■ DESCRIPTION OF THE TASK: Restate, word for word, every line of the data.

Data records
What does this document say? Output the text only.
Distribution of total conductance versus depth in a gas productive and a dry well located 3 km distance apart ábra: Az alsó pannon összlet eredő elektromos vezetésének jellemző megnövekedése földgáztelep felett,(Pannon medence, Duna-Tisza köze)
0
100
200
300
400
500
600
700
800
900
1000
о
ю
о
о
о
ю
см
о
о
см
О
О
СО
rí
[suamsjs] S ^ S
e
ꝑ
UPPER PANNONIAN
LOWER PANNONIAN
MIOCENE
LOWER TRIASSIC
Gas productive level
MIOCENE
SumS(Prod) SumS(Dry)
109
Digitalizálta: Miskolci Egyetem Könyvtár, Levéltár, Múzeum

■ RESPONSE TO THE TASK:
What does this document say? Output the text only.
Distribution of total conductance versus depth in a gas productive and a dry well located 3 km distance apart ábra: Az alsó pannon összlet eredő elektromos vezetésének jellemző megnövekedése földgáztelep felett,(Pannon medence, Duna-Tisza köze)
0
100
200
300
400
500
600
700
800
900
1000
о
ю
о
о
о
ю
см
о
о
см
О
О
СО
rí
[suamsjs] S ^ S
e
ꝑ
UPPER PANNONIAN
LOWER PANNONIAN
MIOCENE
LOWER TRIASSIC
Gas productive level
MIOCENE
SumS(Prod) SumS(Dry)
109
Digitalizálta: Miskolci Egyetem Könyvtár, Levéltár, Múzeum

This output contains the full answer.